WHAT THE TASK REQUIRES:
Go through the lines below and copy each one that holds the string "change".
>> begin
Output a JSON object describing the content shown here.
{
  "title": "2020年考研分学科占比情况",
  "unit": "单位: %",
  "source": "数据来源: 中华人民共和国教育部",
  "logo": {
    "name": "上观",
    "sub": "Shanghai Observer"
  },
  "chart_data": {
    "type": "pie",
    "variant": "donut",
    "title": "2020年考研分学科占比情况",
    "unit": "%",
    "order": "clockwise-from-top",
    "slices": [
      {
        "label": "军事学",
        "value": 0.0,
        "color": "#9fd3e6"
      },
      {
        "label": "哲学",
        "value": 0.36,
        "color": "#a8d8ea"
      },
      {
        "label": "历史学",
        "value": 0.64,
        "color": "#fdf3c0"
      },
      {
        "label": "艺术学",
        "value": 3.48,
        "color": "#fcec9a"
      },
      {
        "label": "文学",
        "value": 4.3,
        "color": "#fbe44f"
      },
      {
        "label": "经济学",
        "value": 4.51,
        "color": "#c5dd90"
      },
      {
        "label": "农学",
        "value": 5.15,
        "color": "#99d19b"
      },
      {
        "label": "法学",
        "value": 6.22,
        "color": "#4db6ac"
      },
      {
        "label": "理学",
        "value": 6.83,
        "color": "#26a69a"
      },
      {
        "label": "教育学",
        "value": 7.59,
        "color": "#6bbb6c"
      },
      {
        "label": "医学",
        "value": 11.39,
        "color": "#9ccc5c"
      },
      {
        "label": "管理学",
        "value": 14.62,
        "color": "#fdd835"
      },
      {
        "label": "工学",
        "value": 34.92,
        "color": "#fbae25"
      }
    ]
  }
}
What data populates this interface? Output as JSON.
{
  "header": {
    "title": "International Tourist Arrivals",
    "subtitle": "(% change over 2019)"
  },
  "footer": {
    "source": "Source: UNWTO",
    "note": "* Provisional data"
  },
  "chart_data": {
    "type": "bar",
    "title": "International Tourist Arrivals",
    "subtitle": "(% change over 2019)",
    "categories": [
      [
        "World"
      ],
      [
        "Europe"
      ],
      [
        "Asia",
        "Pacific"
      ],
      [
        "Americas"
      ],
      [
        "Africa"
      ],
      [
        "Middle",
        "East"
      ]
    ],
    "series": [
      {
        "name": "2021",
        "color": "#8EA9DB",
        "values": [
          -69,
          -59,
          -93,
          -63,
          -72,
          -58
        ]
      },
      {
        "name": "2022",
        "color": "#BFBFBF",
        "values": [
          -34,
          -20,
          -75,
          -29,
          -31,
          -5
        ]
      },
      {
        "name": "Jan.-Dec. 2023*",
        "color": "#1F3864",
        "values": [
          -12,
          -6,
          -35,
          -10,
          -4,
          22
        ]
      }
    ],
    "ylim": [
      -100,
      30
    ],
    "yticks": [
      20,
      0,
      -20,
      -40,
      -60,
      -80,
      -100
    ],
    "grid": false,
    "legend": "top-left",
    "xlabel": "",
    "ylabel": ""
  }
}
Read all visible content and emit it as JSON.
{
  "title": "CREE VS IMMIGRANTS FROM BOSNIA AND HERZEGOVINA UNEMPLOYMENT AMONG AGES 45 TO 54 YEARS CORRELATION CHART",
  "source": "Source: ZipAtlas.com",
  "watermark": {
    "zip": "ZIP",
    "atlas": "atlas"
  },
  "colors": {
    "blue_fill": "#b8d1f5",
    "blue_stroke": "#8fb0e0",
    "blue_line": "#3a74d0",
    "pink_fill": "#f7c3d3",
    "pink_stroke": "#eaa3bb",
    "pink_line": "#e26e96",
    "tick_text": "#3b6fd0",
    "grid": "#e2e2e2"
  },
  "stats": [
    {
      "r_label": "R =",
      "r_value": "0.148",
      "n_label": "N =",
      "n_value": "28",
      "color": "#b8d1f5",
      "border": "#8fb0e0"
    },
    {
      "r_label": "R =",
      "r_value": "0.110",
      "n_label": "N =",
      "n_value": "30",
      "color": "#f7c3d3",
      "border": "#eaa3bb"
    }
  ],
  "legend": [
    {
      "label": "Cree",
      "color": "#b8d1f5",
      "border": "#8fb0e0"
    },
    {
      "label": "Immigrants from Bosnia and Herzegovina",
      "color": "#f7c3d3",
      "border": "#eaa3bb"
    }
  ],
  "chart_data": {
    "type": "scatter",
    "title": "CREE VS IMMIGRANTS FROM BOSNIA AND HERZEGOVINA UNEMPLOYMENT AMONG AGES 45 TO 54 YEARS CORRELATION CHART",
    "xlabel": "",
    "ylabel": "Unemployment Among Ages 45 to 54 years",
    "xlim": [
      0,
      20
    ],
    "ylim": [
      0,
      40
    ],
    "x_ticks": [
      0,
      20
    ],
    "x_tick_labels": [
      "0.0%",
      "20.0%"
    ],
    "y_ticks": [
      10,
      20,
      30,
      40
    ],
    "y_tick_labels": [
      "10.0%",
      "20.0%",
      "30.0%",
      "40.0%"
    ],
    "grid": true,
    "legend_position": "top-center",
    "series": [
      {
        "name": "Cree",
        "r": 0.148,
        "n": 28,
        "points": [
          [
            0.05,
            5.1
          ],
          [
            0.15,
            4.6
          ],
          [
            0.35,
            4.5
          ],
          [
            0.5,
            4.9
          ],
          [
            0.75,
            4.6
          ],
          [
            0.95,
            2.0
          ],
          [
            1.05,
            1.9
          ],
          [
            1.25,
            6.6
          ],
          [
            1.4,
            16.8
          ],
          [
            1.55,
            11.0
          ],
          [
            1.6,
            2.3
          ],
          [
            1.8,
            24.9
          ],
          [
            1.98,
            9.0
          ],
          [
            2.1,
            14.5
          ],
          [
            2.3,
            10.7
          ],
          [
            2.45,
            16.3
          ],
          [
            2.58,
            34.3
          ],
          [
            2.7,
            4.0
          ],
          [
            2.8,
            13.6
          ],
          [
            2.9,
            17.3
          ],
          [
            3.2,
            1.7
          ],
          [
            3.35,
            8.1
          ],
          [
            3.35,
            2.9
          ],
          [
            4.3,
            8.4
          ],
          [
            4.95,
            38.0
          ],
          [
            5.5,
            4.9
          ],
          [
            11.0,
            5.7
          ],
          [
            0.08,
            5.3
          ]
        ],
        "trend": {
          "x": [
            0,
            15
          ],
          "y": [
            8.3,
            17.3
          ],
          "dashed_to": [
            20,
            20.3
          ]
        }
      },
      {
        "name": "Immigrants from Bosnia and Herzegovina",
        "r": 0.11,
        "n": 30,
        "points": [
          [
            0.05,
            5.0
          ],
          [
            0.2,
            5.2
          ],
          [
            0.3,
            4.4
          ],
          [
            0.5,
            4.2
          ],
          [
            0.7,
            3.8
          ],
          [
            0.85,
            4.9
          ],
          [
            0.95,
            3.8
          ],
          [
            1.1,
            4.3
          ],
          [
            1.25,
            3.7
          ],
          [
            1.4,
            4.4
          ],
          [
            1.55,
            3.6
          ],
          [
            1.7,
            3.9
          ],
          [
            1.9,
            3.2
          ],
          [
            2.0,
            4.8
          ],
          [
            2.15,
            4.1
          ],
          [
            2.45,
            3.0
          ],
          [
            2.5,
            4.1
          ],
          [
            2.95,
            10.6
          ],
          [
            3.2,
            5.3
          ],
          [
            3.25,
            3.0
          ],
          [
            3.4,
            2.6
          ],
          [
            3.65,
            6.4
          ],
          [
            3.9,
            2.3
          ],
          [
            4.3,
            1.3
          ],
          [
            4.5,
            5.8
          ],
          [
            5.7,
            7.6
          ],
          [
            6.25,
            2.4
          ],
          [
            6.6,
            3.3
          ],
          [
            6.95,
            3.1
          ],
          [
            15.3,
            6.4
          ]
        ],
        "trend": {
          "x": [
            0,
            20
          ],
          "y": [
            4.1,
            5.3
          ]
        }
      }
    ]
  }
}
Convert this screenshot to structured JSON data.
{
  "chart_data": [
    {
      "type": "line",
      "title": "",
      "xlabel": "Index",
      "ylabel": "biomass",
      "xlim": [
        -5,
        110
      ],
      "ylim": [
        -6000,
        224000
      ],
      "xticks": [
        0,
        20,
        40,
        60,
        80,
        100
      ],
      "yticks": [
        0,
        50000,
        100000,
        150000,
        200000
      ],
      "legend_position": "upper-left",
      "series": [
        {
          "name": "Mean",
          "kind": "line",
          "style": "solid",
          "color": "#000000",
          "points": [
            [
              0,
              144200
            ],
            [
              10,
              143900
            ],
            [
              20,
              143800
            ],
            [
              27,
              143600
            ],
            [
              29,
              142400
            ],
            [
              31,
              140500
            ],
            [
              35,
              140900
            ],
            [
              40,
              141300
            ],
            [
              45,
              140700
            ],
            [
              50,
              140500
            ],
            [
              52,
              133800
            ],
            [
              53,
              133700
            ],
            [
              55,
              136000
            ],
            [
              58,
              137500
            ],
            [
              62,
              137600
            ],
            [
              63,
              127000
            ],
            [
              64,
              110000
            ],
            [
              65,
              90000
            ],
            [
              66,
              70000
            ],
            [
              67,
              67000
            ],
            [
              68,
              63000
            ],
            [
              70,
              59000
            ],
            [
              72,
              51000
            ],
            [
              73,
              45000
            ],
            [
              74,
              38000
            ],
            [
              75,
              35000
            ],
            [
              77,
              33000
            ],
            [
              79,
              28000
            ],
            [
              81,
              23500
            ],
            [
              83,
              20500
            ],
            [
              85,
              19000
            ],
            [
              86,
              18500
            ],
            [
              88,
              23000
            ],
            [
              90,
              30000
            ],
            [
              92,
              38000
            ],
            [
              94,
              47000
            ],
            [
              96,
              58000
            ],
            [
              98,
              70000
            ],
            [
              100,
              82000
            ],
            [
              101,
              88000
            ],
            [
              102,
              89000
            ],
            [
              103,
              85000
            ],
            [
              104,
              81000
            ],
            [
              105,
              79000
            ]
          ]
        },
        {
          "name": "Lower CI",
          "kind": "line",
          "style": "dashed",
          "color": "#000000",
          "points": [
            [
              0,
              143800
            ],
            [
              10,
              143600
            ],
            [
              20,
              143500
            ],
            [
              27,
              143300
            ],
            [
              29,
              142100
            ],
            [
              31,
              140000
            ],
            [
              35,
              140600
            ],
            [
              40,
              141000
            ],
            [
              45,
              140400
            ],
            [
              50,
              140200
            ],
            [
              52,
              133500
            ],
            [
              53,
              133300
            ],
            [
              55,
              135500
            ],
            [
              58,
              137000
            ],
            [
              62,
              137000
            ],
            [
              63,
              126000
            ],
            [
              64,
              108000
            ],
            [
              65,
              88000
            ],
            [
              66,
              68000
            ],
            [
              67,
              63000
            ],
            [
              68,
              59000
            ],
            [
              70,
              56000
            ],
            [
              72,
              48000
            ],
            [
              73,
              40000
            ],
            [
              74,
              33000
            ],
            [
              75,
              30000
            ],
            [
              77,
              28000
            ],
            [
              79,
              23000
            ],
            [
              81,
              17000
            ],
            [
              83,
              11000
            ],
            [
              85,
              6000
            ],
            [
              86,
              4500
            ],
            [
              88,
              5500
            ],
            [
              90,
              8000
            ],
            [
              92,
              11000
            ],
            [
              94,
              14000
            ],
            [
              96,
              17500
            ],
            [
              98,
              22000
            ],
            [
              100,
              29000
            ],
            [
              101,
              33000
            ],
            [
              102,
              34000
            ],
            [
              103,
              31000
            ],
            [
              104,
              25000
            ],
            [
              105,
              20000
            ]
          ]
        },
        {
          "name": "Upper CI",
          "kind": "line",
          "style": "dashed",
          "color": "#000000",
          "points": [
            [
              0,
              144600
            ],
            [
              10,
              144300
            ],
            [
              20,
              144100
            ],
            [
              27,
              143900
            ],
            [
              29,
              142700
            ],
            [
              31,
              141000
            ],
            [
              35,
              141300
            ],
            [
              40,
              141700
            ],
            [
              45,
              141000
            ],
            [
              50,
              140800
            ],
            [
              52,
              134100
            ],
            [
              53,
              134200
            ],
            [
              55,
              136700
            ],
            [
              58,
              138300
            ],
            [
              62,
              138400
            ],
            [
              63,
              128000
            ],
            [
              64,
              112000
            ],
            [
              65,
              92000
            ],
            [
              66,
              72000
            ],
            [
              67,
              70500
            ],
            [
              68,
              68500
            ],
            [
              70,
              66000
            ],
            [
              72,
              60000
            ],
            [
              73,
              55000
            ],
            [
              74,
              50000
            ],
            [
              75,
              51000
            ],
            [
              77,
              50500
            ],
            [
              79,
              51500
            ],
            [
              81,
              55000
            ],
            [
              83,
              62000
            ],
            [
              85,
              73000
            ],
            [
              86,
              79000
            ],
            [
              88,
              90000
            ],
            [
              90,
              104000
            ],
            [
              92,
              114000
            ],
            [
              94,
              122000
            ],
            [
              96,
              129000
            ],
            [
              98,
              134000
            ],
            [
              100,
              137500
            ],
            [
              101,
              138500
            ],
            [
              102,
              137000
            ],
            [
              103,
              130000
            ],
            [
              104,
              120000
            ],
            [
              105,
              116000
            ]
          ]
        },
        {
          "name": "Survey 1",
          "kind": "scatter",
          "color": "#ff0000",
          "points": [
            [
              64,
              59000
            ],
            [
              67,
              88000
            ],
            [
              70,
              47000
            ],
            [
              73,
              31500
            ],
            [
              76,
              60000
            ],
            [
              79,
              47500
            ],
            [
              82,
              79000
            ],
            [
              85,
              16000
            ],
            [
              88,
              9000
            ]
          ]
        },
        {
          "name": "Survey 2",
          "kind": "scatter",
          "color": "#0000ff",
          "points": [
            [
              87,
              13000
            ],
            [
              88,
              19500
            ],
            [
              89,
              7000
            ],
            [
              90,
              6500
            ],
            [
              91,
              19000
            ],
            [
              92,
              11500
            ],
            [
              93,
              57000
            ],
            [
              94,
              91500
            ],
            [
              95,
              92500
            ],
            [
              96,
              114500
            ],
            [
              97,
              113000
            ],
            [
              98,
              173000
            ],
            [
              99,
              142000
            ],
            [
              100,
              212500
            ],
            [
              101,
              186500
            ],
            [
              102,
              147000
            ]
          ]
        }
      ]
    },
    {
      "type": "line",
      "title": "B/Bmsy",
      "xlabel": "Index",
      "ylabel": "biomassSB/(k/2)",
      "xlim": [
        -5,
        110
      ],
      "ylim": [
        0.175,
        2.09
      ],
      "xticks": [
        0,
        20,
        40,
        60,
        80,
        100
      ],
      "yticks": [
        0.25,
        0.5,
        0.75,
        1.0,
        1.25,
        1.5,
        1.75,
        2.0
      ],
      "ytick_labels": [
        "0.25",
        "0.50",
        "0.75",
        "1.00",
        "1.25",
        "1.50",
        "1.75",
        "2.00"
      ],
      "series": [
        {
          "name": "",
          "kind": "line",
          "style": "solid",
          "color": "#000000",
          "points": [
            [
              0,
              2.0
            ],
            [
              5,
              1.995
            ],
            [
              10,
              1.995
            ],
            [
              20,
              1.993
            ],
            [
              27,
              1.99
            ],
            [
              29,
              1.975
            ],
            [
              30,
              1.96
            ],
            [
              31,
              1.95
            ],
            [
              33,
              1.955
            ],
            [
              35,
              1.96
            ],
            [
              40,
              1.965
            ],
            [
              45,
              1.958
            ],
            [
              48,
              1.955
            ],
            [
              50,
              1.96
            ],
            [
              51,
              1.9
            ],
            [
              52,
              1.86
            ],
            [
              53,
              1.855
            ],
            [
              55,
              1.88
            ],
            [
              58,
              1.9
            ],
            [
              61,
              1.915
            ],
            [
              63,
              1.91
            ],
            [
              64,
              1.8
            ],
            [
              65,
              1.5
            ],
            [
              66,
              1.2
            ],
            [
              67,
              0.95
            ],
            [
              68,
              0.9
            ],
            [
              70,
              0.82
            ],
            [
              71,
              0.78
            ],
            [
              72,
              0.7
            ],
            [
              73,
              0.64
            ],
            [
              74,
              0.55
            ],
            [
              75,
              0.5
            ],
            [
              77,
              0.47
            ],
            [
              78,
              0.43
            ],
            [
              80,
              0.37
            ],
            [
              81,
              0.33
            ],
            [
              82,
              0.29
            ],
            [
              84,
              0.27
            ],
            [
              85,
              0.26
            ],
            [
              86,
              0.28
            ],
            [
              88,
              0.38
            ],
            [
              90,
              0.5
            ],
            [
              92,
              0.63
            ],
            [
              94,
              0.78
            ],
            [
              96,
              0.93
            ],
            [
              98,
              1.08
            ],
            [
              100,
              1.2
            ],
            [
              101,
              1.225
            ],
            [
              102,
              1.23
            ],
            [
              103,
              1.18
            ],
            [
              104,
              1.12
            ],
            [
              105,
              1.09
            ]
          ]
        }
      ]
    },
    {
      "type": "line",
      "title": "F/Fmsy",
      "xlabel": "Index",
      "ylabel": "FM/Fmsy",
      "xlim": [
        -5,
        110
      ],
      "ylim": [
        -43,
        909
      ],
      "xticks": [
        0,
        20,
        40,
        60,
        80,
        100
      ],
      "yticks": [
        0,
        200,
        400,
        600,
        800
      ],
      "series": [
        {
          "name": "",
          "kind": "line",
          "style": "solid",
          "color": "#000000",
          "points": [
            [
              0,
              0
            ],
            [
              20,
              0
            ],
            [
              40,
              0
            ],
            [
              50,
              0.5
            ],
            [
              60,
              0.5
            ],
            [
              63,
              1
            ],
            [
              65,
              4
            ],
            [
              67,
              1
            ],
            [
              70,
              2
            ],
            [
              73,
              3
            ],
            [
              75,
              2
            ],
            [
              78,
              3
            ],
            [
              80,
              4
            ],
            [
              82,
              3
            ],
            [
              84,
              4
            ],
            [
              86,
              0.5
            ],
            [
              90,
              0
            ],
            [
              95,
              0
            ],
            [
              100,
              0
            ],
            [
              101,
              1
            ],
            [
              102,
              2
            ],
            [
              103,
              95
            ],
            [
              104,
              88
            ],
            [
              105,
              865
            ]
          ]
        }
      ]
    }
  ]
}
>> end
RESULT OF THIS EXERCISE:
    "subtitle": "(% change over 2019)"
    "subtitle": "(% change over 2019)",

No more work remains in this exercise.